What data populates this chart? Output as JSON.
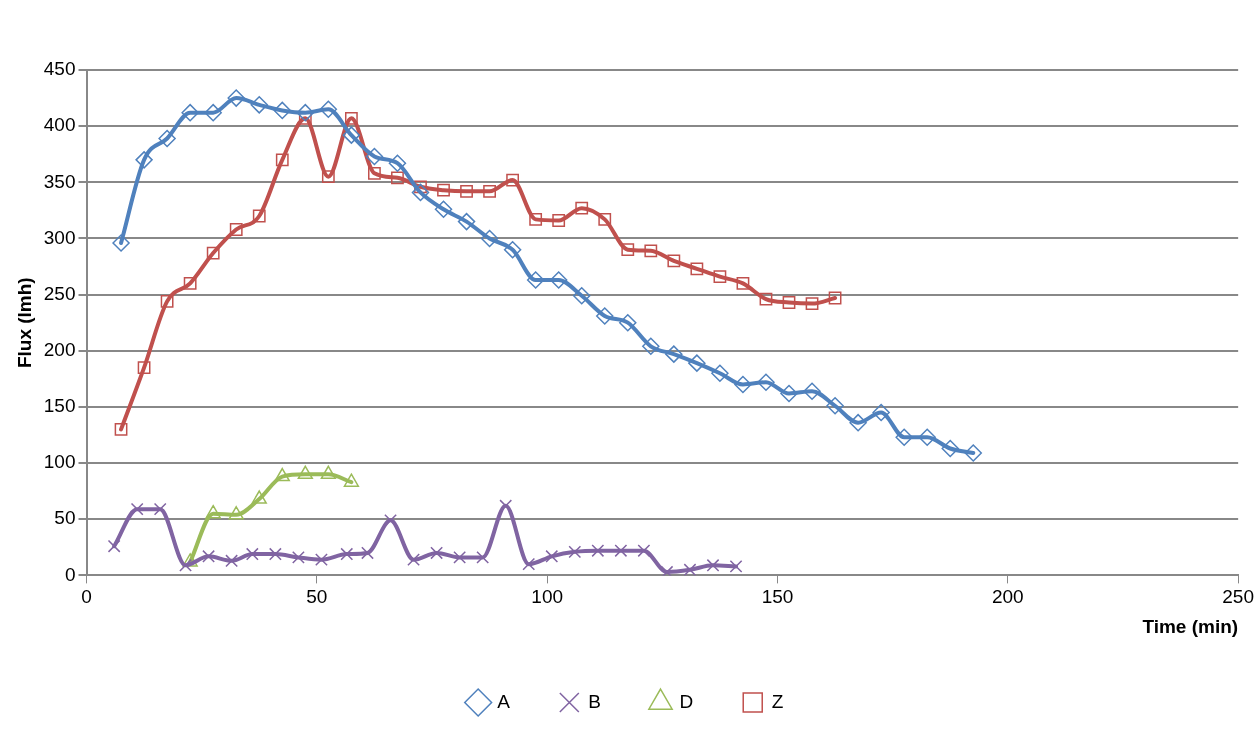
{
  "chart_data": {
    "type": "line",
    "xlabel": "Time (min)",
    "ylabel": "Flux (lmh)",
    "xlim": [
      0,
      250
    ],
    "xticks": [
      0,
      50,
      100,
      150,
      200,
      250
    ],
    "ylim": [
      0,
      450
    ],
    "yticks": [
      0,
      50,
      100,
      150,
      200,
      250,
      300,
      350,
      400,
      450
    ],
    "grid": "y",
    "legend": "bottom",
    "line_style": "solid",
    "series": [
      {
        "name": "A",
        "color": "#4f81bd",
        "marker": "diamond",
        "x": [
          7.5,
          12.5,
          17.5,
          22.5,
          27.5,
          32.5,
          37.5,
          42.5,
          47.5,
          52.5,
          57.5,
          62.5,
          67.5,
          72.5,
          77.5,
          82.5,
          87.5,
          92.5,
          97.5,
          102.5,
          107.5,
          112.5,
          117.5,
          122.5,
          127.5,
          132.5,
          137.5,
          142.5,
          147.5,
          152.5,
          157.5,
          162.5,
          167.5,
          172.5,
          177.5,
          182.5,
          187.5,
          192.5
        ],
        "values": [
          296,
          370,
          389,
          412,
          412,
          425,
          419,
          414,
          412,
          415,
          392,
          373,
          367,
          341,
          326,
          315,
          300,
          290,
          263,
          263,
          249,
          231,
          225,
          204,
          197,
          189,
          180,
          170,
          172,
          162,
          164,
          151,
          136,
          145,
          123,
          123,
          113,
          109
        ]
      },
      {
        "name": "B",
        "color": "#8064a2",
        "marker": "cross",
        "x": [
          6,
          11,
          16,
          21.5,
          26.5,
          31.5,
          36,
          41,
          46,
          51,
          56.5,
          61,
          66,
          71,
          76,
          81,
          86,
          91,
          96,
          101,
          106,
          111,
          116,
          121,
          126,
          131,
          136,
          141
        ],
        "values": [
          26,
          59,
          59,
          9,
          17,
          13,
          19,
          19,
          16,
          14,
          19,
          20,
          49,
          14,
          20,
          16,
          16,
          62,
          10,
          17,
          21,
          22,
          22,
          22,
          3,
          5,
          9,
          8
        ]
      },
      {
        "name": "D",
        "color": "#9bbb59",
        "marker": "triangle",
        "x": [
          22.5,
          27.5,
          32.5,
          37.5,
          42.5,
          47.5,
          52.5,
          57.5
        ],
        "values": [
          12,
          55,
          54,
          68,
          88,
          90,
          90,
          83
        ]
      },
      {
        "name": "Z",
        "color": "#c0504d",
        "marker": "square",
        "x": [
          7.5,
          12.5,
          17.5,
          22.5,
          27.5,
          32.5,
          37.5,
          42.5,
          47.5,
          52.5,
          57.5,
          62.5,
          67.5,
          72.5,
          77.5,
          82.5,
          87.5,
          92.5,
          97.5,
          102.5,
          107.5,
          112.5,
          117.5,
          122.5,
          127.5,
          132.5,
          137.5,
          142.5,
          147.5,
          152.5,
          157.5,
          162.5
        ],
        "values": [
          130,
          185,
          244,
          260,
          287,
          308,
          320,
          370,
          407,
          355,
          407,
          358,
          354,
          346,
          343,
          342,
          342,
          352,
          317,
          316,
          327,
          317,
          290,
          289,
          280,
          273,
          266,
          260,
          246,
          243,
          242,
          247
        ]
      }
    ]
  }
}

* * *

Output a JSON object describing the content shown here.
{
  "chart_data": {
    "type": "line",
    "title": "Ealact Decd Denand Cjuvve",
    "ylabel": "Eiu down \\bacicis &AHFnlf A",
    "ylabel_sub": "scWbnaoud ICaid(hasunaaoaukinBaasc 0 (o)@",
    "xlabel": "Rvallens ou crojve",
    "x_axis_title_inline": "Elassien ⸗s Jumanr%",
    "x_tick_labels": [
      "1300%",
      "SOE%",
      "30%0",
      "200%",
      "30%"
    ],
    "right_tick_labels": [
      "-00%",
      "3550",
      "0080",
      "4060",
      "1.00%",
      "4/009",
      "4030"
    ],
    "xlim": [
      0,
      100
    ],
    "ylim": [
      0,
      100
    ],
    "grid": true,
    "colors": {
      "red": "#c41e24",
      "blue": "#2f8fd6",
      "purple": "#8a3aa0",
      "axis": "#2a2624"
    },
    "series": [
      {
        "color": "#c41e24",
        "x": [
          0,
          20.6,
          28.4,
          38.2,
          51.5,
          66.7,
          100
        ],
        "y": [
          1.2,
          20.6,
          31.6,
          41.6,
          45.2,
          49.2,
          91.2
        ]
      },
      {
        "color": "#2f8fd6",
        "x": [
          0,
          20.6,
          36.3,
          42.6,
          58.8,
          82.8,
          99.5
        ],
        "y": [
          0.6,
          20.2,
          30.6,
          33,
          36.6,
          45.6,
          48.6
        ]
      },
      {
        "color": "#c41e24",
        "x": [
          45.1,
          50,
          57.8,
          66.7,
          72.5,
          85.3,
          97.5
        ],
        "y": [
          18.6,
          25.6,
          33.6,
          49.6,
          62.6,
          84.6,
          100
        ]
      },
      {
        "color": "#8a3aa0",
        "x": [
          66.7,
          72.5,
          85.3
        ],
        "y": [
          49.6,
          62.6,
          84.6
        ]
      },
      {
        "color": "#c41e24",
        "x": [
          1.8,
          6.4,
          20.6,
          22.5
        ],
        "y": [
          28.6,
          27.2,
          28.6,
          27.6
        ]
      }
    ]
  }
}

#### DIRECTIVE
Find the lines above holding the word "xlabel" and show them.

#### SOLUTION FOR THIS EXERCISE
    "xlabel": "Time (min)",
    "xlabel": "Rvallens ou crojve",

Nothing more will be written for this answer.